[Stored data]
━━━━━━━━━━

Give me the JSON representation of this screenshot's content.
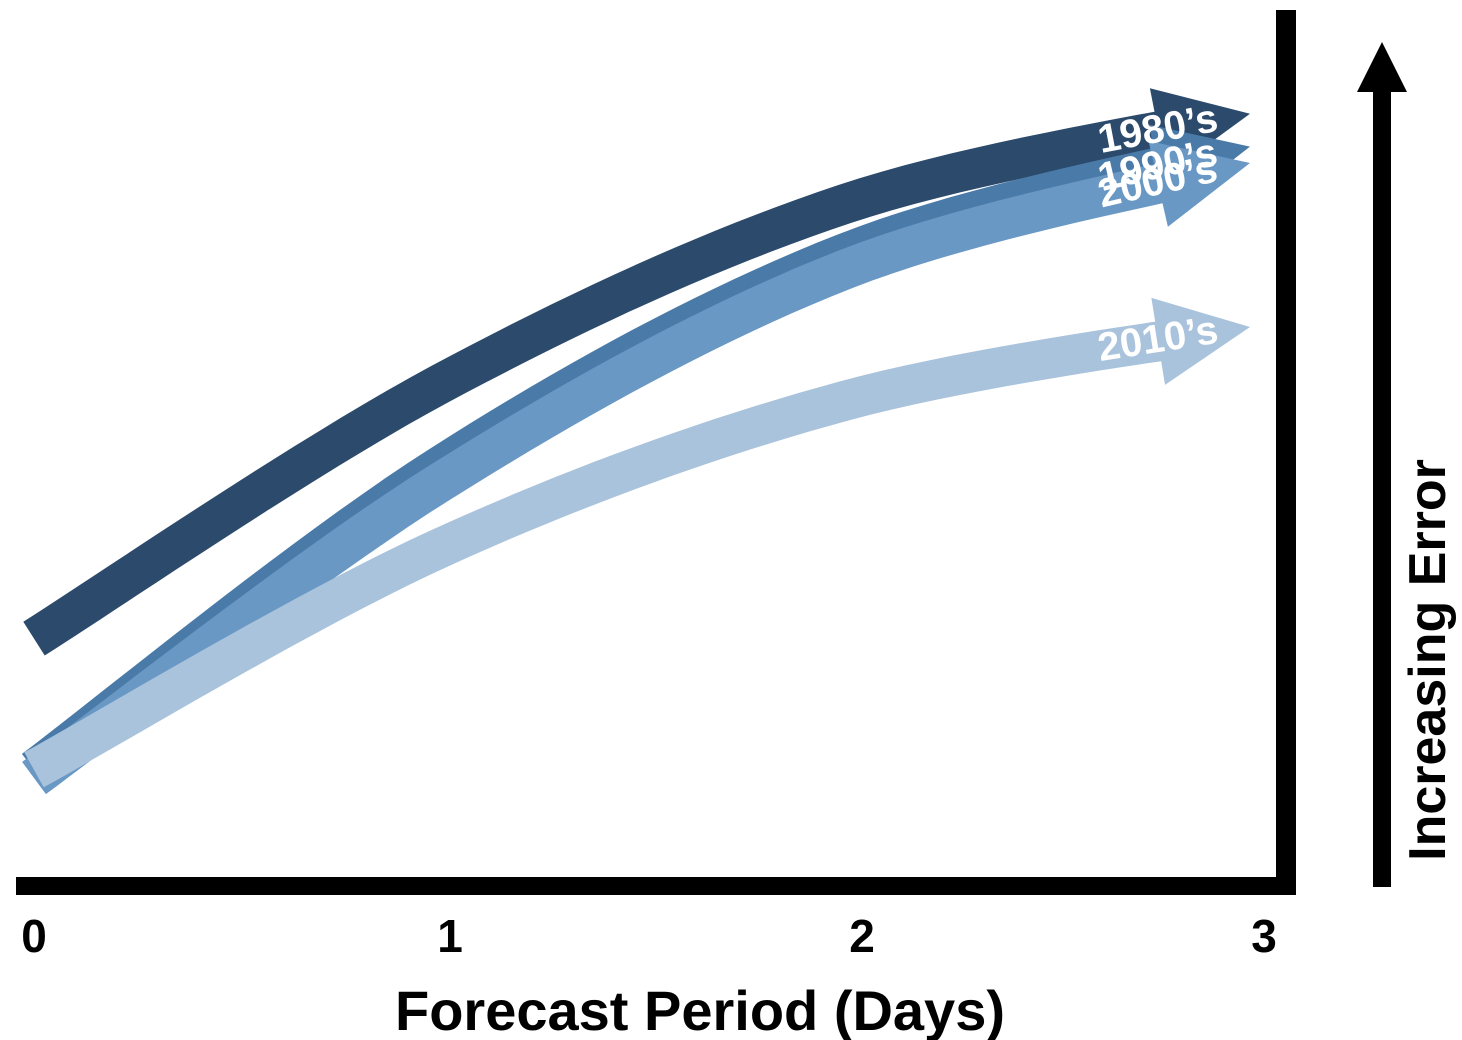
{
  "chart_data": {
    "type": "line",
    "title": "",
    "xlabel": "Forecast Period (Days)",
    "ylabel": "Increasing Error",
    "x_ticks": [
      "0",
      "1",
      "2",
      "3"
    ],
    "xlim": [
      0,
      3
    ],
    "ylim": [
      0,
      100
    ],
    "y_tick_labels": "none",
    "grid": false,
    "legend": "inline labels near arrow heads",
    "series": [
      {
        "name": "1980’s",
        "x": [
          0,
          1,
          2,
          3
        ],
        "y": [
          27,
          58,
          80,
          91
        ],
        "color": "#2c4a6b"
      },
      {
        "name": "1990’s",
        "x": [
          0,
          1,
          2,
          3
        ],
        "y": [
          11,
          48,
          74,
          87
        ],
        "color": "#4a7aa8"
      },
      {
        "name": "2000’s",
        "x": [
          0,
          1,
          2,
          3
        ],
        "y": [
          10,
          46,
          72,
          85
        ],
        "color": "#6a98c4"
      },
      {
        "name": "2010’s",
        "x": [
          0,
          1,
          2,
          3
        ],
        "y": [
          11,
          38,
          56,
          65
        ],
        "color": "#a9c3dc"
      }
    ]
  }
}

━━━━━━━━━━

(WHAT THE TASK ASKS):
Search the data for the string "name". List each line that has it.

(RESPONSE BELOW):
        "name": "1980’s",
        "name": "1990’s",
        "name": "2000’s",
        "name": "2010’s",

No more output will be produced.